> _WHAT YOU WILL DO_:
Write every record out again exactly, and keep images out of it.

> _DATA LISTING_:
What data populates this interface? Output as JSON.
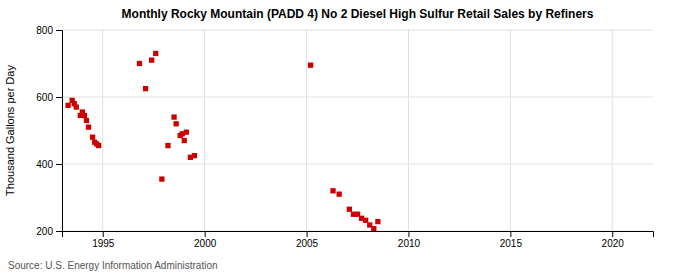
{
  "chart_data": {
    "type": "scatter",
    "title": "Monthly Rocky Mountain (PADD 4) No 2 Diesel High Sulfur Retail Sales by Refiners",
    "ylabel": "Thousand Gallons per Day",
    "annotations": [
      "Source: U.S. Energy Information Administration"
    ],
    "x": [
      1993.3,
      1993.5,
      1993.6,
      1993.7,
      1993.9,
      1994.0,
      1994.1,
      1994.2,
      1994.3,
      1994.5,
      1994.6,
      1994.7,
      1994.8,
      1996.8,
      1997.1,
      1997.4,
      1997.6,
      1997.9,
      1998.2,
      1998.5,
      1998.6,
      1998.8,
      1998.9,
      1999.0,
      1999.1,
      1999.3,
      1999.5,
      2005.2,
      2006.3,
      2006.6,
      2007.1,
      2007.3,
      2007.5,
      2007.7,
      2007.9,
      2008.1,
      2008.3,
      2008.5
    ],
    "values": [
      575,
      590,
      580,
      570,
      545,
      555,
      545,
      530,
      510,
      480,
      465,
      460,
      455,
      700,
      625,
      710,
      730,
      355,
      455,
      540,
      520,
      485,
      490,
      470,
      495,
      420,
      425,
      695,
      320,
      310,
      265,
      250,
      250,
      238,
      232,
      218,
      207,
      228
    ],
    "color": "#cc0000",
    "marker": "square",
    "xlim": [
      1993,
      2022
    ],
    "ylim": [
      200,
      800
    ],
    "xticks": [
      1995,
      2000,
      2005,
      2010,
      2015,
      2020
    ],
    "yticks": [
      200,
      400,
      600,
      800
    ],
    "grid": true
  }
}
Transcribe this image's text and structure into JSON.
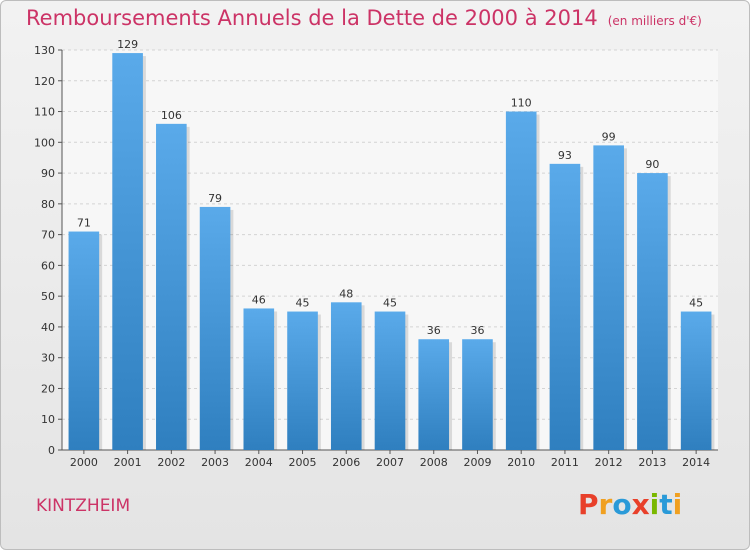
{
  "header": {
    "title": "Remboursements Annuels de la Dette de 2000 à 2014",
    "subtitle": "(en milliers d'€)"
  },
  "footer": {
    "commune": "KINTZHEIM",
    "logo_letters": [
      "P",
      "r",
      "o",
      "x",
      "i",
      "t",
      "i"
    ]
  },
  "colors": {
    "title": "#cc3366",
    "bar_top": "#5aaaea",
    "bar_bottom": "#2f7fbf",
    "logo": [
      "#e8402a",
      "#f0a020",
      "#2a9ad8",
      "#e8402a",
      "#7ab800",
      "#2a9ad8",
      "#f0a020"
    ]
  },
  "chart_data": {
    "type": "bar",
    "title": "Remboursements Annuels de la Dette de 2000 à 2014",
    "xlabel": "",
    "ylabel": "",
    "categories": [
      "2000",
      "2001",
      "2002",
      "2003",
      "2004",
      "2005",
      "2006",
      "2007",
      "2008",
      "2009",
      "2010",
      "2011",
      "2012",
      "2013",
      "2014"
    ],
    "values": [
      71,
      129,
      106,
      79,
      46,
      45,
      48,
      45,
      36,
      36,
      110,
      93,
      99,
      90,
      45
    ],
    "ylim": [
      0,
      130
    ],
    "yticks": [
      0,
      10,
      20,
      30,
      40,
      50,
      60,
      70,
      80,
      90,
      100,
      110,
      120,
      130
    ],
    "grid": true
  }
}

> _WRITTEN RESPONSE_:
What data populates this interface? Output as JSON.
{
  "chart_data": {
    "type": "scatter",
    "title": "Monthly Rocky Mountain (PADD 4) No 2 Diesel High Sulfur Retail Sales by Refiners",
    "ylabel": "Thousand Gallons per Day",
    "annotations": [
      "Source: U.S. Energy Information Administration"
    ],
    "x": [
      1993.3,
      1993.5,
      1993.6,
      1993.7,
      1993.9,
      1994.0,
      1994.1,
      1994.2,
      1994.3,
      1994.5,
      1994.6,
      1994.7,
      1994.8,
      1996.8,
      1997.1,
      1997.4,
      1997.6,
      1997.9,
      1998.2,
      1998.5,
      1998.6,
      1998.8,
      1998.9,
      1999.0,
      1999.1,
      1999.3,
      1999.5,
      2005.2,
      2006.3,
      2006.6,
      2007.1,
      2007.3,
      2007.5,
      2007.7,
      2007.9,
      2008.1,
      2008.3,
      2008.5
    ],
    "values": [
      575,
      590,
      580,
      570,
      545,
      555,
      545,
      530,
      510,
      480,
      465,
      460,
      455,
      700,
      625,
      710,
      730,
      355,
      455,
      540,
      520,
      485,
      490,
      470,
      495,
      420,
      425,
      695,
      320,
      310,
      265,
      250,
      250,
      238,
      232,
      218,
      207,
      228
    ],
    "color": "#cc0000",
    "marker": "square",
    "xlim": [
      1993,
      2022
    ],
    "ylim": [
      200,
      800
    ],
    "xticks": [
      1995,
      2000,
      2005,
      2010,
      2015,
      2020
    ],
    "yticks": [
      200,
      400,
      600,
      800
    ],
    "grid": true
  }
}
Transcribe this image's text and structure into JSON.
{
  "header": {
    "title": "Remboursements Annuels de la Dette de 2000 à 2014",
    "subtitle": "(en milliers d'€)"
  },
  "footer": {
    "commune": "KINTZHEIM",
    "logo_letters": [
      "P",
      "r",
      "o",
      "x",
      "i",
      "t",
      "i"
    ]
  },
  "colors": {
    "title": "#cc3366",
    "bar_top": "#5aaaea",
    "bar_bottom": "#2f7fbf",
    "logo": [
      "#e8402a",
      "#f0a020",
      "#2a9ad8",
      "#e8402a",
      "#7ab800",
      "#2a9ad8",
      "#f0a020"
    ]
  },
  "chart_data": {
    "type": "bar",
    "title": "Remboursements Annuels de la Dette de 2000 à 2014",
    "xlabel": "",
    "ylabel": "",
    "categories": [
      "2000",
      "2001",
      "2002",
      "2003",
      "2004",
      "2005",
      "2006",
      "2007",
      "2008",
      "2009",
      "2010",
      "2011",
      "2012",
      "2013",
      "2014"
    ],
    "values": [
      71,
      129,
      106,
      79,
      46,
      45,
      48,
      45,
      36,
      36,
      110,
      93,
      99,
      90,
      45
    ],
    "ylim": [
      0,
      130
    ],
    "yticks": [
      0,
      10,
      20,
      30,
      40,
      50,
      60,
      70,
      80,
      90,
      100,
      110,
      120,
      130
    ],
    "grid": true
  }
}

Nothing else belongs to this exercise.